Stored entries:

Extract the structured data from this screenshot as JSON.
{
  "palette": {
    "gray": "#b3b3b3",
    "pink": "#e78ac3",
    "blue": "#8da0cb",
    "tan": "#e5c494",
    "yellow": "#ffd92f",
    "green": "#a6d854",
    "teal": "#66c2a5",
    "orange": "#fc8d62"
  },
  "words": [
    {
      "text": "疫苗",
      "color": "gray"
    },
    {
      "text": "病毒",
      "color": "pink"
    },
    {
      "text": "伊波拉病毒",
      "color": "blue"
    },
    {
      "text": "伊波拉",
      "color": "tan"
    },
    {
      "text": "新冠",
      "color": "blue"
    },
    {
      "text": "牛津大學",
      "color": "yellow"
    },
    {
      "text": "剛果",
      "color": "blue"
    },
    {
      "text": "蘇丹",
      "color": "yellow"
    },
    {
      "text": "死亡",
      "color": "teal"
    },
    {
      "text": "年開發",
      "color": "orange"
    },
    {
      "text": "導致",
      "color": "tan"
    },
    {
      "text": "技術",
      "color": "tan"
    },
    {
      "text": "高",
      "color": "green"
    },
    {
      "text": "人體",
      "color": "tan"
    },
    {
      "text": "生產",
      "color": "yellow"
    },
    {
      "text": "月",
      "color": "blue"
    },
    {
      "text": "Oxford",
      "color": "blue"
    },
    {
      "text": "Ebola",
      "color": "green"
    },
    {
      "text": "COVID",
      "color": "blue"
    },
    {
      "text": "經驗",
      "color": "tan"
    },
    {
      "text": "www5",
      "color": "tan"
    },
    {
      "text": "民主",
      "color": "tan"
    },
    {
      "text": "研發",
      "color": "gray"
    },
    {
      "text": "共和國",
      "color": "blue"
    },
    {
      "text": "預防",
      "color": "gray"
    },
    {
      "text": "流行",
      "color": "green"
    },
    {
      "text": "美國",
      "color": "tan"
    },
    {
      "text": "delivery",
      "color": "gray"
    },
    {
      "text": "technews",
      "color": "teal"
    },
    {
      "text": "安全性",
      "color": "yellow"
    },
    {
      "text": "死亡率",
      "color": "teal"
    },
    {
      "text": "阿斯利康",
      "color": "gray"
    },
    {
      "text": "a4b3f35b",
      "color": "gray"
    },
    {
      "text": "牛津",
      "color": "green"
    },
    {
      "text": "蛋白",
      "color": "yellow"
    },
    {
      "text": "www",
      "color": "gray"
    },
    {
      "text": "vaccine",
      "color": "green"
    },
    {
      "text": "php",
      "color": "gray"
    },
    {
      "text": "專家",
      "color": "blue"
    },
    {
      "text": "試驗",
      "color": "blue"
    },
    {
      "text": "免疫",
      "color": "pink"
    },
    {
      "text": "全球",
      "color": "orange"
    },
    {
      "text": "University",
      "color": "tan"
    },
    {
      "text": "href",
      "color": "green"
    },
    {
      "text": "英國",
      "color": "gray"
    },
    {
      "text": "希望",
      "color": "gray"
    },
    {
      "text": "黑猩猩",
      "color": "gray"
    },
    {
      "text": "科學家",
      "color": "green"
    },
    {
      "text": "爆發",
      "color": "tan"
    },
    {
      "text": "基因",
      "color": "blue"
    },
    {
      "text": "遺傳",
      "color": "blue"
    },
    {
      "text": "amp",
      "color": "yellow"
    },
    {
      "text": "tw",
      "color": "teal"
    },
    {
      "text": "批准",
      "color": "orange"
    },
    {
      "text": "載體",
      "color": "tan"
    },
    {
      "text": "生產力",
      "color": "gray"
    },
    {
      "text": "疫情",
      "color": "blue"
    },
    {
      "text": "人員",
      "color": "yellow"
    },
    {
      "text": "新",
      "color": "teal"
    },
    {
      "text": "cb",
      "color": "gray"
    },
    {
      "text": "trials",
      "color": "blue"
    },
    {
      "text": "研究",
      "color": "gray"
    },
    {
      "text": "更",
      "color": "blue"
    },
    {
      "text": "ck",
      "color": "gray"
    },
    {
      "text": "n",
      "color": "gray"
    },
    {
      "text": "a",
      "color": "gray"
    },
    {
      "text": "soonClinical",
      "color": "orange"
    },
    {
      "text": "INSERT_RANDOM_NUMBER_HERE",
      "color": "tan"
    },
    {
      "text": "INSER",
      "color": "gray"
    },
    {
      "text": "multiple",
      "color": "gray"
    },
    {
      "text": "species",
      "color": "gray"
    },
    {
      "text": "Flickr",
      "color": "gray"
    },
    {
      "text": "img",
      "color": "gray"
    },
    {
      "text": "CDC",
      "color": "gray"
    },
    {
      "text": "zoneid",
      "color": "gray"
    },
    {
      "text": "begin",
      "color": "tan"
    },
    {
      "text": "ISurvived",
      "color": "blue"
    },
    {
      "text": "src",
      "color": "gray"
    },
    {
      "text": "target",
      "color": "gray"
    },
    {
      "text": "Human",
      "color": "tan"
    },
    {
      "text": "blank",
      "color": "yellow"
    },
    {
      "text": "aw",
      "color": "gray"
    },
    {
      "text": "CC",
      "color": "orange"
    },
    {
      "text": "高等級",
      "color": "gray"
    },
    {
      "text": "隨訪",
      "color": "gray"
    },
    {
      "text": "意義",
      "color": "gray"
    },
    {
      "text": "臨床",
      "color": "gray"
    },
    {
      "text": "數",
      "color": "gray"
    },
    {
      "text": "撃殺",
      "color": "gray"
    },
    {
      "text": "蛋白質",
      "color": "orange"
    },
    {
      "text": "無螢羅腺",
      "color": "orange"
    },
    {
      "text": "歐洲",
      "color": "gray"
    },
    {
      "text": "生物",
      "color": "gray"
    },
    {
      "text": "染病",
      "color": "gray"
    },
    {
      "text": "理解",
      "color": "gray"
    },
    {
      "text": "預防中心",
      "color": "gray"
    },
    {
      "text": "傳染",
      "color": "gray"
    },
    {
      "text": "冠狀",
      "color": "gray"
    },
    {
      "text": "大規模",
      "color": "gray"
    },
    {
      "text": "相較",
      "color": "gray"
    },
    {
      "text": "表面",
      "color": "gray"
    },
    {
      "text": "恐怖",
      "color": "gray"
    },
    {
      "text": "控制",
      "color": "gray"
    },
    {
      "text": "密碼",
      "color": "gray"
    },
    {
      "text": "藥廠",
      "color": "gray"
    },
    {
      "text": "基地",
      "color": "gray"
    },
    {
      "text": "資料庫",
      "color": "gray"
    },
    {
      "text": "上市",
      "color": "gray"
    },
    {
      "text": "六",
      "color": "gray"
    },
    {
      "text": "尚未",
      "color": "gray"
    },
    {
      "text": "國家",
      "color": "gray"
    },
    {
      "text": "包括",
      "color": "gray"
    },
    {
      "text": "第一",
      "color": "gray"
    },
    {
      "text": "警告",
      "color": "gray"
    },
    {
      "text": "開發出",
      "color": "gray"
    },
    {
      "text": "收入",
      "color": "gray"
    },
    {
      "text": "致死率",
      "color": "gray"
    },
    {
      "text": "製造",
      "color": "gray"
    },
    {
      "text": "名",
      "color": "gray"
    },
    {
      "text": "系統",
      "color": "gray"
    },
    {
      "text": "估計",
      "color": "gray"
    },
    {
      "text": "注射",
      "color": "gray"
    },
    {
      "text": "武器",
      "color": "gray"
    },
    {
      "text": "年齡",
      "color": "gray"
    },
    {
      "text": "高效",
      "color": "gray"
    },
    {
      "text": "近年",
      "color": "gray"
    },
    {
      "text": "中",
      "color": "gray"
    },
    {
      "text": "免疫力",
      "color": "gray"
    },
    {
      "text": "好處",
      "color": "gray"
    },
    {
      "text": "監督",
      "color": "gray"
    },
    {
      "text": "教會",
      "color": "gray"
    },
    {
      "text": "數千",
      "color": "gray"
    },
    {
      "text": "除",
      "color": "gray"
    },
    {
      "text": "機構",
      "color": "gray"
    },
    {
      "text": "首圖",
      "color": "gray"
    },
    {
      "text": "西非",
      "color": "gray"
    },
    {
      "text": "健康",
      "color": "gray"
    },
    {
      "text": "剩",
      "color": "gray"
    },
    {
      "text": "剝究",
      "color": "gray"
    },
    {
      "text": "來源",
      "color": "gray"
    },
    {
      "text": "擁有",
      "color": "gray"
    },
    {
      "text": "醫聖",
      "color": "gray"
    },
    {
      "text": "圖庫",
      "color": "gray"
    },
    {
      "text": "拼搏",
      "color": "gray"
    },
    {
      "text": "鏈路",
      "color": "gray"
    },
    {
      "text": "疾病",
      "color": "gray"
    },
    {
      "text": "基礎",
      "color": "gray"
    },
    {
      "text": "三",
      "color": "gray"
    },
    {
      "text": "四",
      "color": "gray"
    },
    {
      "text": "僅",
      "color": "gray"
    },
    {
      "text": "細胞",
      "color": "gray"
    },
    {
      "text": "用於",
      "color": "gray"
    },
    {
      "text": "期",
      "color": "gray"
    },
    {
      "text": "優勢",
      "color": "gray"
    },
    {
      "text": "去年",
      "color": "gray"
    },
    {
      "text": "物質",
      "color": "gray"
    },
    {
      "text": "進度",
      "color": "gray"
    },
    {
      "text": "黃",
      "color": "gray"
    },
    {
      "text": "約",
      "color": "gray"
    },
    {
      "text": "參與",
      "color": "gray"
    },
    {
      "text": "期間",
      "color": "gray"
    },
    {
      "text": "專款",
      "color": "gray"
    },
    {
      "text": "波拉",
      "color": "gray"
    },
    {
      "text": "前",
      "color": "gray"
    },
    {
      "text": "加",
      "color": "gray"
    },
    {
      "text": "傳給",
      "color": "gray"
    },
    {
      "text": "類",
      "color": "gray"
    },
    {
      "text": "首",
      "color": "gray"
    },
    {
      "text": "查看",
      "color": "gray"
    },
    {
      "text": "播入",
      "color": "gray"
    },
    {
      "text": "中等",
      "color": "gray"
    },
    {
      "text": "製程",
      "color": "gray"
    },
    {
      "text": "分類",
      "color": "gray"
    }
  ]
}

* * *

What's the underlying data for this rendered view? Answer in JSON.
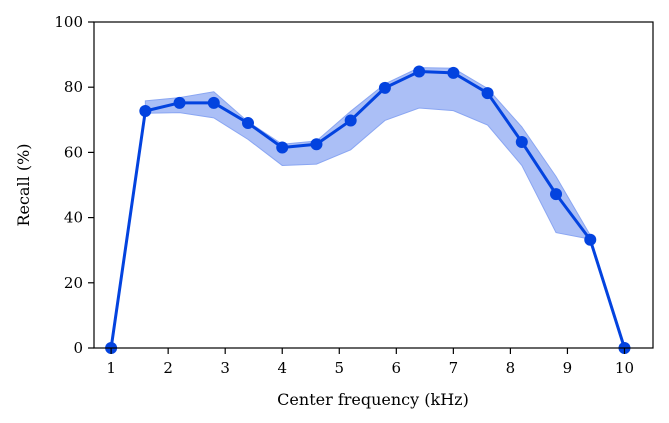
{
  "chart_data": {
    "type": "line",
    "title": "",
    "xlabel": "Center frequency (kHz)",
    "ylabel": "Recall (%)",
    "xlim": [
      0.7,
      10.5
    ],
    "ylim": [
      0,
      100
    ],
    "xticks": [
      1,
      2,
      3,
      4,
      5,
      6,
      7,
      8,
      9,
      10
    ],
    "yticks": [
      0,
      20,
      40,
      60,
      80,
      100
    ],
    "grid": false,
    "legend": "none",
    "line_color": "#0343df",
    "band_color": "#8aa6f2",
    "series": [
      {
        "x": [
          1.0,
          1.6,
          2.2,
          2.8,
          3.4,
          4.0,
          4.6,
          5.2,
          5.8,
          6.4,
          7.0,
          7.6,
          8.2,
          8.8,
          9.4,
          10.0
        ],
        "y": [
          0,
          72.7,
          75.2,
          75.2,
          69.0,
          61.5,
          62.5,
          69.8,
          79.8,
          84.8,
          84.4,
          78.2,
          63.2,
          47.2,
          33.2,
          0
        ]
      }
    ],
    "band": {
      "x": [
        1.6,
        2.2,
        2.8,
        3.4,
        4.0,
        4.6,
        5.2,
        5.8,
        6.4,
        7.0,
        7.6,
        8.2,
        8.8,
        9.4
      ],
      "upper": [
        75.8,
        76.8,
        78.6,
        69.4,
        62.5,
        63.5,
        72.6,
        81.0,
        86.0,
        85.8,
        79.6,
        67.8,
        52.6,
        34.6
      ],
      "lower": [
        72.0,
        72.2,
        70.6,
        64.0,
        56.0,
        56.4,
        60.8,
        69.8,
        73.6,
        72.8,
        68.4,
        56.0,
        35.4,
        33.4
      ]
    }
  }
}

---

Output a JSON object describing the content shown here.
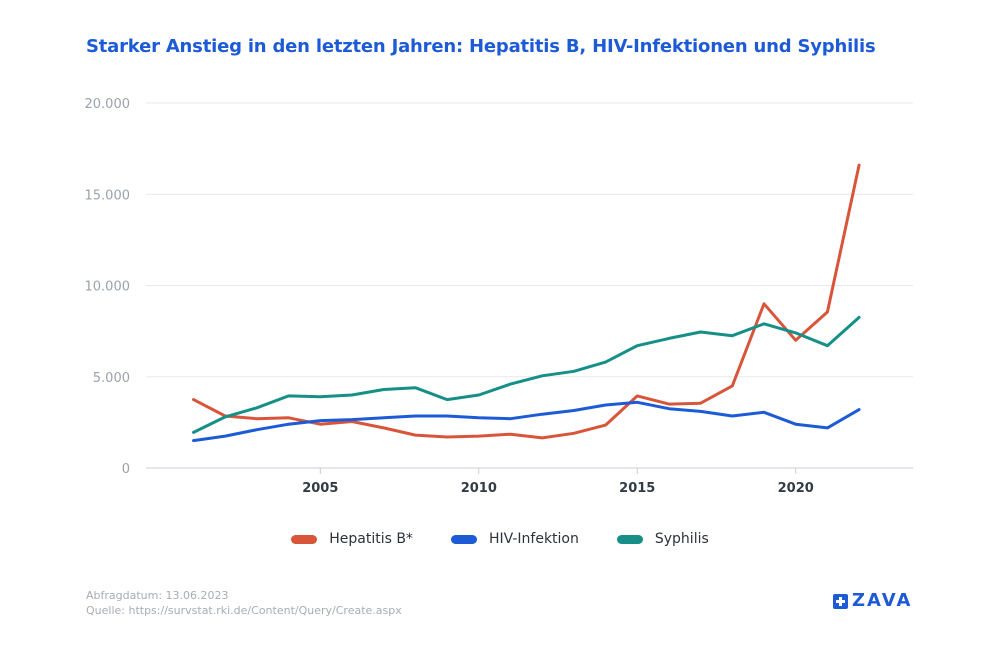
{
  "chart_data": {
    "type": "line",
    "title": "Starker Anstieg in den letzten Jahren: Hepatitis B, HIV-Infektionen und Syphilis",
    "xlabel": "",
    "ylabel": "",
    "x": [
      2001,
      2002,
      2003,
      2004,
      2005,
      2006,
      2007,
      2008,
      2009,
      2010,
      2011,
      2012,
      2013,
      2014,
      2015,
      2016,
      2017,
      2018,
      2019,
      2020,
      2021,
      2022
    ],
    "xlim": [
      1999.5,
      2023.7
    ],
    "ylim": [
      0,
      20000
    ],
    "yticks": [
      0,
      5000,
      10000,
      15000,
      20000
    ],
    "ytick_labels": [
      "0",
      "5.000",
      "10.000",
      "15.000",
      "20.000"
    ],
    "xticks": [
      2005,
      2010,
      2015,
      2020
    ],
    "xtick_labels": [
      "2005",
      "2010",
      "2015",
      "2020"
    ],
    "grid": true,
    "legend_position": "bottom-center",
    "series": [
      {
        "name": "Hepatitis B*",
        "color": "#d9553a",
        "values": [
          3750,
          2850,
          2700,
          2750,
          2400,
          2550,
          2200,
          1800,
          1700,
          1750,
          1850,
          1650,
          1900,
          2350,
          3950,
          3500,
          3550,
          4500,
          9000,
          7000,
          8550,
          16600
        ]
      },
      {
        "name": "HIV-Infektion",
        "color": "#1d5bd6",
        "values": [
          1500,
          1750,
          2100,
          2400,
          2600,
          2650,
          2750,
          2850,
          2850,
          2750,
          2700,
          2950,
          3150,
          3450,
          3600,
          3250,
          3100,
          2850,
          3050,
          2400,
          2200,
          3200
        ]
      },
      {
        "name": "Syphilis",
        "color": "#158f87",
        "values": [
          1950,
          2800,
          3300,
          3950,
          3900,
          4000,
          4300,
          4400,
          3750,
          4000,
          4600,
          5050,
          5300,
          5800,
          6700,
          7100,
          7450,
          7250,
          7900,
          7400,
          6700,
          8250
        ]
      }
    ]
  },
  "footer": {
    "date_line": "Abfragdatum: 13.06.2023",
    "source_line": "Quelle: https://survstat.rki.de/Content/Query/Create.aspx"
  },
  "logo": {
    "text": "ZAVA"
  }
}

* **Instructions for the task**: Of the lines in the data, how many hold the string "JSON"? State the number, nothing else.

* **Correct result**: 3